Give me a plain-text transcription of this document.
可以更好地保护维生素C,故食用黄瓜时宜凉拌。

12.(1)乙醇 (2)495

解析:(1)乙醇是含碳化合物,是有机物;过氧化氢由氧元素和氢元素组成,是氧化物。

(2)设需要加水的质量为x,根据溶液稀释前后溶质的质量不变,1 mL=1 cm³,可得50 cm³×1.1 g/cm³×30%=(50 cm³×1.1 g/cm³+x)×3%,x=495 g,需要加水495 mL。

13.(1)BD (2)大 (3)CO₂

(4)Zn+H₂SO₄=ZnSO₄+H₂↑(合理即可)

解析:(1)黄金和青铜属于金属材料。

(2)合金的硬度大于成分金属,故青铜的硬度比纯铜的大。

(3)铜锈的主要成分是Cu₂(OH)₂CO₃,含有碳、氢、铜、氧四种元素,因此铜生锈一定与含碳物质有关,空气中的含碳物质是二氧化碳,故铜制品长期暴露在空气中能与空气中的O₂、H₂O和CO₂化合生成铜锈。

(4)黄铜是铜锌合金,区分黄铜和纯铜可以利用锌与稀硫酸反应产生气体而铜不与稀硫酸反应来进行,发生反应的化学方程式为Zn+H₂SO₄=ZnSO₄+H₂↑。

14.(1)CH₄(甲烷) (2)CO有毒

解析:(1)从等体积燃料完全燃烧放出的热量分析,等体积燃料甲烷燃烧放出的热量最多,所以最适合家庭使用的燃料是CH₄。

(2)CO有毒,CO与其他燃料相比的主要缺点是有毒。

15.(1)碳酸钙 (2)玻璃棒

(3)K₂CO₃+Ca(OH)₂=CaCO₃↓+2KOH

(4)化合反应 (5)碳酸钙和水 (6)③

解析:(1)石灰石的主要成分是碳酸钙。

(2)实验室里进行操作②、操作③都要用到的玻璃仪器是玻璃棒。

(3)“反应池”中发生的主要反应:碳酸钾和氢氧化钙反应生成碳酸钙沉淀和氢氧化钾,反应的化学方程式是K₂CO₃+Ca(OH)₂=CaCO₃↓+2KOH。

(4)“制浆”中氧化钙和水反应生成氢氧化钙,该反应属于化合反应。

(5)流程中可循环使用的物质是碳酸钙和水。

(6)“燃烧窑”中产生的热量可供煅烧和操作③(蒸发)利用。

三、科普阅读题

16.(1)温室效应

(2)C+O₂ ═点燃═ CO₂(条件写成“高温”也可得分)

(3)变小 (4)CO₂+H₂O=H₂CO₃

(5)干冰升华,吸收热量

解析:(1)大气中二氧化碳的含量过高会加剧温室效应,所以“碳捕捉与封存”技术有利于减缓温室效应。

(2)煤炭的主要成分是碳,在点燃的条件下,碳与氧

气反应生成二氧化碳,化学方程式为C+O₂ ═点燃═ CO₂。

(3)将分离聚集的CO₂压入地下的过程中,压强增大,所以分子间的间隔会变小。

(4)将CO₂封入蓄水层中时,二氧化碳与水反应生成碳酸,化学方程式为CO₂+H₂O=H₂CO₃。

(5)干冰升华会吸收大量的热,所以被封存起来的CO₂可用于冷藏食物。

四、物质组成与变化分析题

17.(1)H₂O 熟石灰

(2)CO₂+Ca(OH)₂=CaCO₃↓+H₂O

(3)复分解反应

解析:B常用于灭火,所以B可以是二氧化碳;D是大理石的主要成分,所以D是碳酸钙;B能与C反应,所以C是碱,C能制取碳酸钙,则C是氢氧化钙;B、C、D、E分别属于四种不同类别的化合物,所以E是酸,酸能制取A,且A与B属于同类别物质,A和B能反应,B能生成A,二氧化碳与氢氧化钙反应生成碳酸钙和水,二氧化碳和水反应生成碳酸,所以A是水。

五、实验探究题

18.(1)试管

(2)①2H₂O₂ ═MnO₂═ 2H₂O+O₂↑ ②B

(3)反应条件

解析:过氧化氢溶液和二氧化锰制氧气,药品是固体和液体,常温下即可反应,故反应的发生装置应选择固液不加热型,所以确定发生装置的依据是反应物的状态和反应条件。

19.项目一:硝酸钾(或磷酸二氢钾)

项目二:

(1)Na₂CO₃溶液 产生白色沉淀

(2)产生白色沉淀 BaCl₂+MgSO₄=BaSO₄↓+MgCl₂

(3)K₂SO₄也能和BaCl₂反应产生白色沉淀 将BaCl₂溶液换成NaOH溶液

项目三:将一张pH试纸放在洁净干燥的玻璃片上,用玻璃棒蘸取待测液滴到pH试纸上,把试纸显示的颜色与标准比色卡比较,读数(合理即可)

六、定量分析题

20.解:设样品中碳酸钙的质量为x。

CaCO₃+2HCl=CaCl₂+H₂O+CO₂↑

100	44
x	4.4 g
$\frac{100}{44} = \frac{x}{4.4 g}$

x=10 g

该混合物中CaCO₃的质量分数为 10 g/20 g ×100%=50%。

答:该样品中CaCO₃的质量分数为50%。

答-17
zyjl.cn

The task:
Identify each line of the material where the word "合理即可" shows up, and copy it.

Finished task:
(4)Zn+H₂SO₄=ZnSO₄+H₂↑(合理即可)
项目三:将一张pH试纸放在洁净干燥的玻璃片上,用玻璃棒蘸取待测液滴到pH试纸上,把试纸显示的颜色与标准比色卡比较,读数(合理即可)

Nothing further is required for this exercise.